## START

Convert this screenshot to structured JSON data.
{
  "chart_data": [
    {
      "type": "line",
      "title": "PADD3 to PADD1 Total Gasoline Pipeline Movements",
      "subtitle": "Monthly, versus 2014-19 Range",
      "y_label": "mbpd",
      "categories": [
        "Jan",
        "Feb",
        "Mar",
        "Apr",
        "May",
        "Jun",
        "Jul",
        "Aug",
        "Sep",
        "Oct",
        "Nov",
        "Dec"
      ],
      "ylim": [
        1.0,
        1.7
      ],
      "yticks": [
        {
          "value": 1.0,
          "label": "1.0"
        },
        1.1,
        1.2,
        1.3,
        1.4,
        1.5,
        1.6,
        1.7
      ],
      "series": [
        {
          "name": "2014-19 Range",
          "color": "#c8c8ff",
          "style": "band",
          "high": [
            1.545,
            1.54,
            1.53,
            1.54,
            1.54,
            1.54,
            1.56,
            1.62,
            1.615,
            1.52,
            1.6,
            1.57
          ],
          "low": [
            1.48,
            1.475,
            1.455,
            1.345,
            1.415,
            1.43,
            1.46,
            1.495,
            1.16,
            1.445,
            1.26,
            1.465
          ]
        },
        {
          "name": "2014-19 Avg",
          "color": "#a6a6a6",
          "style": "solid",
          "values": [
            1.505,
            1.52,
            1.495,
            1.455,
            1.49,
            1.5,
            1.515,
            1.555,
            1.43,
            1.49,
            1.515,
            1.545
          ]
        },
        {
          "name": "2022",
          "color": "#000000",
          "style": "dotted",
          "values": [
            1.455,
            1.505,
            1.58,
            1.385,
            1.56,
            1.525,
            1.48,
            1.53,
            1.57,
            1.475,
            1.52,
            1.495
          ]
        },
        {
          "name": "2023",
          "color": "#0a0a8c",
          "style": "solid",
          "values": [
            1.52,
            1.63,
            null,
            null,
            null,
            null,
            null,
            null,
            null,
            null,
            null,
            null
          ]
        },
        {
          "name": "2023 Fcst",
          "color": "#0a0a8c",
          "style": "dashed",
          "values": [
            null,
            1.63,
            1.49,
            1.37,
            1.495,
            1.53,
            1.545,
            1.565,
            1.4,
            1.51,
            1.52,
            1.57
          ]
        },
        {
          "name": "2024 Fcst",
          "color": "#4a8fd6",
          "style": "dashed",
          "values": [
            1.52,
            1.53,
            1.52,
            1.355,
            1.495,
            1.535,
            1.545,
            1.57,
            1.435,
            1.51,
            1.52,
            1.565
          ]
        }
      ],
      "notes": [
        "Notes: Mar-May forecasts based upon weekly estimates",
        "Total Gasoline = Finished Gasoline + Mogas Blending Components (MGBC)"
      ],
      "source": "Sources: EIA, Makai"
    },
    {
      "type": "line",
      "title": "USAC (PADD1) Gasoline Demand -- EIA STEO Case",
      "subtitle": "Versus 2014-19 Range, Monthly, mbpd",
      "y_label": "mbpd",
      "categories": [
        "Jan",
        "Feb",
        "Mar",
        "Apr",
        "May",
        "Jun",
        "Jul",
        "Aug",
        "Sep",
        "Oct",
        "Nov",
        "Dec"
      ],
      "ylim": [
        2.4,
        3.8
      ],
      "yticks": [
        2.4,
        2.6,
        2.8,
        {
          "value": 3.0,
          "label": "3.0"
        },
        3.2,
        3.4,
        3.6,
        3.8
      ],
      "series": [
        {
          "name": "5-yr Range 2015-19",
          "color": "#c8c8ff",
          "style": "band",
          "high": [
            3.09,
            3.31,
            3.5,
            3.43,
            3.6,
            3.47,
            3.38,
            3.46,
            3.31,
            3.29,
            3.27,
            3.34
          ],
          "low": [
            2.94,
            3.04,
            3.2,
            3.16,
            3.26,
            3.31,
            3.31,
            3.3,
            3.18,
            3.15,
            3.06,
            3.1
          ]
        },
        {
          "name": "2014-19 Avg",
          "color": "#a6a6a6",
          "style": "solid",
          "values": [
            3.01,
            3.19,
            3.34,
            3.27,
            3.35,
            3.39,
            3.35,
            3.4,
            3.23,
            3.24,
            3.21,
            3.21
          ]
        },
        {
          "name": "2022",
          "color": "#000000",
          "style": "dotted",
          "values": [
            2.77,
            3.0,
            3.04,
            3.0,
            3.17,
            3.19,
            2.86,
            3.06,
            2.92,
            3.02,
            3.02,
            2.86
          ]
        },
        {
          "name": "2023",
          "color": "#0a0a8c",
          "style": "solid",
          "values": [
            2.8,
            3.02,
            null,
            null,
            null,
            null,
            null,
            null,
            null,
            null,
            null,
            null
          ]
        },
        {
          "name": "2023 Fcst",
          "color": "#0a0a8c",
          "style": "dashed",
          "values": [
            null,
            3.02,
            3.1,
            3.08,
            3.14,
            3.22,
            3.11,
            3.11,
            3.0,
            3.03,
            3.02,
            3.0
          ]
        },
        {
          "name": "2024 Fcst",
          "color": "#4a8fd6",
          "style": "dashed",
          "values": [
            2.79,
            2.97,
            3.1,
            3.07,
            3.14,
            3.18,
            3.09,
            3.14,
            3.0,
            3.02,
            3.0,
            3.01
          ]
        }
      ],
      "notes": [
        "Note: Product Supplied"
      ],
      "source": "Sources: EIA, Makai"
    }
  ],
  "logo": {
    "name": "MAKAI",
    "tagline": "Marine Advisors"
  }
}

## END

**The task:** Identify each line containing the string "Monthly" and copy it out.

**Full response:**
      "subtitle": "Monthly, versus 2014-19 Range",
      "subtitle": "Versus 2014-19 Range, Monthly, mbpd",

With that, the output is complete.